[What you should do] Provide an exact reproduction of every entry.

[Data rows]
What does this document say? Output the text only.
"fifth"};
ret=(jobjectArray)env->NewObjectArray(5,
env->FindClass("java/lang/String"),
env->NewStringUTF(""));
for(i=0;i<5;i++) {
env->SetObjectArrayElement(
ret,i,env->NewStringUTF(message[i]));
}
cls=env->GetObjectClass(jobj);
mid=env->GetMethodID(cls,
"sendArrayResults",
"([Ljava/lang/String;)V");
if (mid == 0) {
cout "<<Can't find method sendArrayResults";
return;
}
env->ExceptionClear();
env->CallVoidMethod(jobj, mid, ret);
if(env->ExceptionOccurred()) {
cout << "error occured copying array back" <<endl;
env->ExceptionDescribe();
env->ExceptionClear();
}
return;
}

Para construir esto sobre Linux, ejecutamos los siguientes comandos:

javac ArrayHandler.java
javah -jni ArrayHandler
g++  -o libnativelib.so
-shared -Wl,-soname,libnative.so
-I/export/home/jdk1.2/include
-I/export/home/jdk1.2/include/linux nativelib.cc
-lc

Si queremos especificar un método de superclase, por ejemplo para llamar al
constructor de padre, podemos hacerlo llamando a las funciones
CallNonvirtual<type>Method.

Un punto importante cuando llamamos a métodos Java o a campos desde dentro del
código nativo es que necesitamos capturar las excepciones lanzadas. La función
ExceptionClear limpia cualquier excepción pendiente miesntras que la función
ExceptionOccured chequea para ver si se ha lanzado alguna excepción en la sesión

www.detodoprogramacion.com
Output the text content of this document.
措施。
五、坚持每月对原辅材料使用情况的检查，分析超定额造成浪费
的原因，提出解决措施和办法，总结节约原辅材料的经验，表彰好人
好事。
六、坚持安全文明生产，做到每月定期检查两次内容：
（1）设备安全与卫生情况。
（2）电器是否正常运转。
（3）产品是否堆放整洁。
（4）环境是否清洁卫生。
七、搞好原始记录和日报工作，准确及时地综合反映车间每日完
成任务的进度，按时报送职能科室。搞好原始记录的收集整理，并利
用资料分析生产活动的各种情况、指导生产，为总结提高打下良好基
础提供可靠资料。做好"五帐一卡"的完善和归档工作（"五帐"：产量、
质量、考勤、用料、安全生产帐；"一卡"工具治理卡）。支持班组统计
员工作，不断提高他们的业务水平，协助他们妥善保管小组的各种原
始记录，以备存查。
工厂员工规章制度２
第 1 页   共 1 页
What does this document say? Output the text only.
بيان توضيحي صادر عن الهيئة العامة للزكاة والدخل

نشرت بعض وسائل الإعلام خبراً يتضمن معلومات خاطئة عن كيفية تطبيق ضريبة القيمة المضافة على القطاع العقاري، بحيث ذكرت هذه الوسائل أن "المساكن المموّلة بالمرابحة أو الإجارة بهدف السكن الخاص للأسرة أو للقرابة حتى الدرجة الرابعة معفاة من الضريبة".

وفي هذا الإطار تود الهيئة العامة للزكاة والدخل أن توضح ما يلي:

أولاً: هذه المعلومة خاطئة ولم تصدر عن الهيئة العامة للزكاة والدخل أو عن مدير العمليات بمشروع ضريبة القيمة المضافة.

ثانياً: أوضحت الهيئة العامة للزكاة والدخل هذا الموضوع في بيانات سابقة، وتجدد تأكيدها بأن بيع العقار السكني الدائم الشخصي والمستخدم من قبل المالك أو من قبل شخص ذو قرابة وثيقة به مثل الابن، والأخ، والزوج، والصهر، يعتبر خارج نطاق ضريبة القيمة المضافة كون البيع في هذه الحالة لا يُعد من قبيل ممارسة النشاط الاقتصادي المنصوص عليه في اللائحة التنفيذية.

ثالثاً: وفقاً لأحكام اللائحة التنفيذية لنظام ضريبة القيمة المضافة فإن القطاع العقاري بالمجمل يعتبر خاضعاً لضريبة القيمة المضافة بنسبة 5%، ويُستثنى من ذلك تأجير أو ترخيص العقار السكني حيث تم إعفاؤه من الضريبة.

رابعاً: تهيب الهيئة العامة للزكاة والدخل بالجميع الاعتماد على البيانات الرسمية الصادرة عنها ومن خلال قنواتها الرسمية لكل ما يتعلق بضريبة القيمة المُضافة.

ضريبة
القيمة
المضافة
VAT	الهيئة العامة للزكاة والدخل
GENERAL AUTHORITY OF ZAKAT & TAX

[The reply]
What does this document say? Output the text only.
"fifth"};
ret=(jobjectArray)env->NewObjectArray(5,
env->FindClass("java/lang/String"),
env->NewStringUTF(""));
for(i=0;i<5;i++) {
env->SetObjectArrayElement(
ret,i,env->NewStringUTF(message[i]));
}
cls=env->GetObjectClass(jobj);
mid=env->GetMethodID(cls,
"sendArrayResults",
"([Ljava/lang/String;)V");
if (mid == 0) {
cout "<<Can't find method sendArrayResults";
return;
}
env->ExceptionClear();
env->CallVoidMethod(jobj, mid, ret);
if(env->ExceptionOccurred()) {
cout << "error occured copying array back" <<endl;
env->ExceptionDescribe();
env->ExceptionClear();
}
return;
}

Para construir esto sobre Linux, ejecutamos los siguientes comandos:

javac ArrayHandler.java
javah -jni ArrayHandler
g++  -o libnativelib.so
-shared -Wl,-soname,libnative.so
-I/export/home/jdk1.2/include
-I/export/home/jdk1.2/include/linux nativelib.cc
-lc

Si queremos especificar un método de superclase, por ejemplo para llamar al
constructor de padre, podemos hacerlo llamando a las funciones
CallNonvirtual<type>Method.

Un punto importante cuando llamamos a métodos Java o a campos desde dentro del
código nativo es que necesitamos capturar las excepciones lanzadas. La función
ExceptionClear limpia cualquier excepción pendiente miesntras que la función
ExceptionOccured chequea para ver si se ha lanzado alguna excepción en la sesión

www.detodoprogramacion.com
Output the text content of this document.
措施。
五、坚持每月对原辅材料使用情况的检查，分析超定额造成浪费
的原因，提出解决措施和办法，总结节约原辅材料的经验，表彰好人
好事。
六、坚持安全文明生产，做到每月定期检查两次内容：
（1）设备安全与卫生情况。
（2）电器是否正常运转。
（3）产品是否堆放整洁。
（4）环境是否清洁卫生。
七、搞好原始记录和日报工作，准确及时地综合反映车间每日完
成任务的进度，按时报送职能科室。搞好原始记录的收集整理，并利
用资料分析生产活动的各种情况、指导生产，为总结提高打下良好基
础提供可靠资料。做好"五帐一卡"的完善和归档工作（"五帐"：产量、
质量、考勤、用料、安全生产帐；"一卡"工具治理卡）。支持班组统计
员工作，不断提高他们的业务水平，协助他们妥善保管小组的各种原
始记录，以备存查。
工厂员工规章制度２
第 1 页   共 1 页
What does this document say? Output the text only.
بيان توضيحي صادر عن الهيئة العامة للزكاة والدخل

نشرت بعض وسائل الإعلام خبراً يتضمن معلومات خاطئة عن كيفية تطبيق ضريبة القيمة المضافة على القطاع العقاري، بحيث ذكرت هذه الوسائل أن "المساكن المموّلة بالمرابحة أو الإجارة بهدف السكن الخاص للأسرة أو للقرابة حتى الدرجة الرابعة معفاة من الضريبة".

وفي هذا الإطار تود الهيئة العامة للزكاة والدخل أن توضح ما يلي:

أولاً: هذه المعلومة خاطئة ولم تصدر عن الهيئة العامة للزكاة والدخل أو عن مدير العمليات بمشروع ضريبة القيمة المضافة.

ثانياً: أوضحت الهيئة العامة للزكاة والدخل هذا الموضوع في بيانات سابقة، وتجدد تأكيدها بأن بيع العقار السكني الدائم الشخصي والمستخدم من قبل المالك أو من قبل شخص ذو قرابة وثيقة به مثل الابن، والأخ، والزوج، والصهر، يعتبر خارج نطاق ضريبة القيمة المضافة كون البيع في هذه الحالة لا يُعد من قبيل ممارسة النشاط الاقتصادي المنصوص عليه في اللائحة التنفيذية.

ثالثاً: وفقاً لأحكام اللائحة التنفيذية لنظام ضريبة القيمة المضافة فإن القطاع العقاري بالمجمل يعتبر خاضعاً لضريبة القيمة المضافة بنسبة 5%، ويُستثنى من ذلك تأجير أو ترخيص العقار السكني حيث تم إعفاؤه من الضريبة.

رابعاً: تهيب الهيئة العامة للزكاة والدخل بالجميع الاعتماد على البيانات الرسمية الصادرة عنها ومن خلال قنواتها الرسمية لكل ما يتعلق بضريبة القيمة المُضافة.

ضريبة
القيمة
المضافة
VAT	الهيئة العامة للزكاة والدخل
GENERAL AUTHORITY OF ZAKAT & TAX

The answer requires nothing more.